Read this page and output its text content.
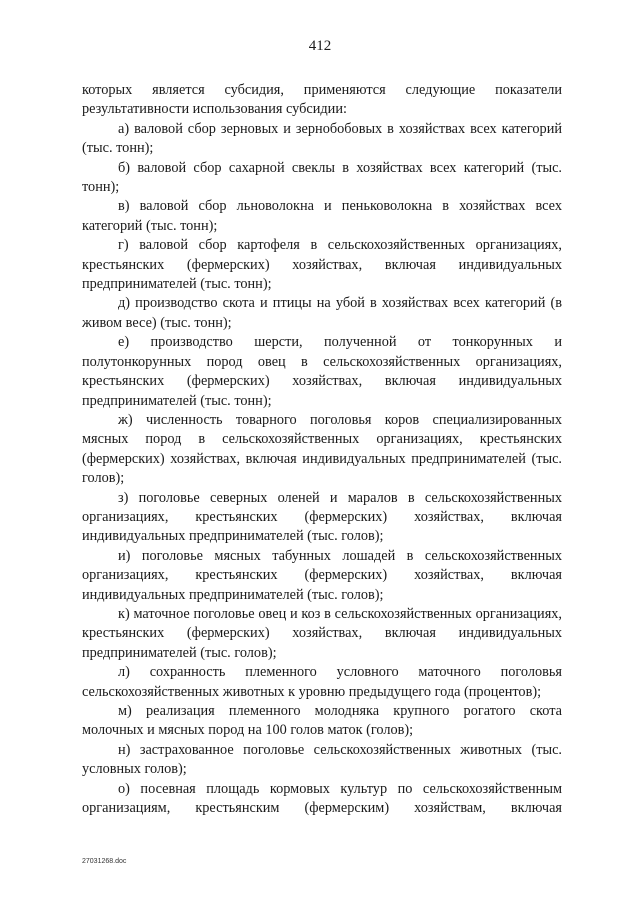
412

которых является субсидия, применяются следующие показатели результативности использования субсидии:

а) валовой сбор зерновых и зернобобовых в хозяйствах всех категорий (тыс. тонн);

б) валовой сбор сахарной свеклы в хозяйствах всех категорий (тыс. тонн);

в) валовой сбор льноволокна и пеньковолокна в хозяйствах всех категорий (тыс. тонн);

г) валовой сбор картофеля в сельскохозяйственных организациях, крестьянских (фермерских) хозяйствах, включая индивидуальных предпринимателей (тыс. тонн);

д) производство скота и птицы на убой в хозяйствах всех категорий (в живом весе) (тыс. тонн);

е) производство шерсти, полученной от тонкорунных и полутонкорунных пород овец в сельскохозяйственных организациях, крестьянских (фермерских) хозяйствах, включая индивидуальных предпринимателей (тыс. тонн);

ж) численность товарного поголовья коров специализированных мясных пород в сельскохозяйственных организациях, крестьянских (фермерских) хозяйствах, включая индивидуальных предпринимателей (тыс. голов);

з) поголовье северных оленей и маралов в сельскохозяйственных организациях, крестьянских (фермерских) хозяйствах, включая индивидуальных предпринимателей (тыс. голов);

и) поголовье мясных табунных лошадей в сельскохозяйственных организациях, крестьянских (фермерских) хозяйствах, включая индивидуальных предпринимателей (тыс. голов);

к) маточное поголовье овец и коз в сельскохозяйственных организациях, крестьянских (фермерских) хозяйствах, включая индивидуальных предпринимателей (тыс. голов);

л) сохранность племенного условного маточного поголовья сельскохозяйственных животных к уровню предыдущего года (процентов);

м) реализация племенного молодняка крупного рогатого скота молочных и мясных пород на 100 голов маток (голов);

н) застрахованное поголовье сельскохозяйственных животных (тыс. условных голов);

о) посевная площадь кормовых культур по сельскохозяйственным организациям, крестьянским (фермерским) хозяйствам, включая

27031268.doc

...

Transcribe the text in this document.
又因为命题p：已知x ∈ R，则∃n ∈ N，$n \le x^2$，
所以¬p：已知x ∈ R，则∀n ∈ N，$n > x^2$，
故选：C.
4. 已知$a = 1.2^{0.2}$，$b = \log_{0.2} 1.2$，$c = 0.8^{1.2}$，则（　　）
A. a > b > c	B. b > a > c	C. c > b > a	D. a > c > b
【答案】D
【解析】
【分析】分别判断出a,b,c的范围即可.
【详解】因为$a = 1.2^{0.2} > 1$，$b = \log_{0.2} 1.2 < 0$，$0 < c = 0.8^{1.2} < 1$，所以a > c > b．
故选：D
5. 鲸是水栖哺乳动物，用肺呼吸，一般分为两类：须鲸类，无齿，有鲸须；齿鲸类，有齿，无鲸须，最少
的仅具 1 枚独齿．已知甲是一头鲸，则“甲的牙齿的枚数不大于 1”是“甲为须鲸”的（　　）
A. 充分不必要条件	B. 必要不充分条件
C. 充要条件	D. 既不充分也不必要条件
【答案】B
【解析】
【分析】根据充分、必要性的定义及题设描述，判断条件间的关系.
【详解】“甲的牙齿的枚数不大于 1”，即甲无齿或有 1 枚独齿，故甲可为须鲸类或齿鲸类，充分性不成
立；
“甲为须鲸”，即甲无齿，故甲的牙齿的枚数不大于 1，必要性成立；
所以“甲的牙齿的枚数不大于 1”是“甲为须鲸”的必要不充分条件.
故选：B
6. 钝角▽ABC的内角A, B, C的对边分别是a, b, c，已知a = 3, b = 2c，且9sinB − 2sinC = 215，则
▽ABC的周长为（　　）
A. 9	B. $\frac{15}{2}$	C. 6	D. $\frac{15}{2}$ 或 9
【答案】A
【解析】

--

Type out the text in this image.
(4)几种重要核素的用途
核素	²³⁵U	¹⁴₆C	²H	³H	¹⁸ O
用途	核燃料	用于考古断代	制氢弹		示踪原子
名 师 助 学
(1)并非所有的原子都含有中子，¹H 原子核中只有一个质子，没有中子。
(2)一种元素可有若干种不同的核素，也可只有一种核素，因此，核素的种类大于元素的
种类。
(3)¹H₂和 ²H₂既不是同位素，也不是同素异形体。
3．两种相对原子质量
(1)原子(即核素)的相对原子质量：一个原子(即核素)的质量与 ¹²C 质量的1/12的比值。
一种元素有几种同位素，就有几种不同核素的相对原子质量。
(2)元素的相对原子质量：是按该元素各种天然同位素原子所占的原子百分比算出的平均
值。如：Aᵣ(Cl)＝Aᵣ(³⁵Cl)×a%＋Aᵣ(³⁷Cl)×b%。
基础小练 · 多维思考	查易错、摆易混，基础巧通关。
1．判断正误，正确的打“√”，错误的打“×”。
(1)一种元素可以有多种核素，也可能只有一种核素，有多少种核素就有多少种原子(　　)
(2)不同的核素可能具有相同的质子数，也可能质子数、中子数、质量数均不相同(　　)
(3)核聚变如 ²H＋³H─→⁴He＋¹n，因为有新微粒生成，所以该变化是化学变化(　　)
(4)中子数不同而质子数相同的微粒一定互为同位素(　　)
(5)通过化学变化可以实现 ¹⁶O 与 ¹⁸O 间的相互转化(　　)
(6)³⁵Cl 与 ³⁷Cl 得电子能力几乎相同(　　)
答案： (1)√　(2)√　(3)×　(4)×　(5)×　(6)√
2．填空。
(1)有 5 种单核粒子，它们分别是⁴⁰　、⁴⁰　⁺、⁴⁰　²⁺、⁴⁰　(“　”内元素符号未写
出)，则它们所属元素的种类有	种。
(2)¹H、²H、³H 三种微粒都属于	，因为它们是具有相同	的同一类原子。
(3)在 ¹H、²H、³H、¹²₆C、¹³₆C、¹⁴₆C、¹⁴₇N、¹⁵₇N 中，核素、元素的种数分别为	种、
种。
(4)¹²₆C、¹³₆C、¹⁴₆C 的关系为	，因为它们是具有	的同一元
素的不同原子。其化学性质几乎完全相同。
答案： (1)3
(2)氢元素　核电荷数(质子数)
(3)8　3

Problem statement: Give every line of the material that includes the string "производство".

Solution below:
д) производство скота и птицы на убой в хозяйствах всех категорий (в живом весе) (тыс. тонн);
е) производство шерсти, полученной от тонкорунных и полутонкорунных пород овец в сельскохозяйственных организациях, крестьянских (фермерских) хозяйствах, включая индивидуальных предпринимателей (тыс. тонн);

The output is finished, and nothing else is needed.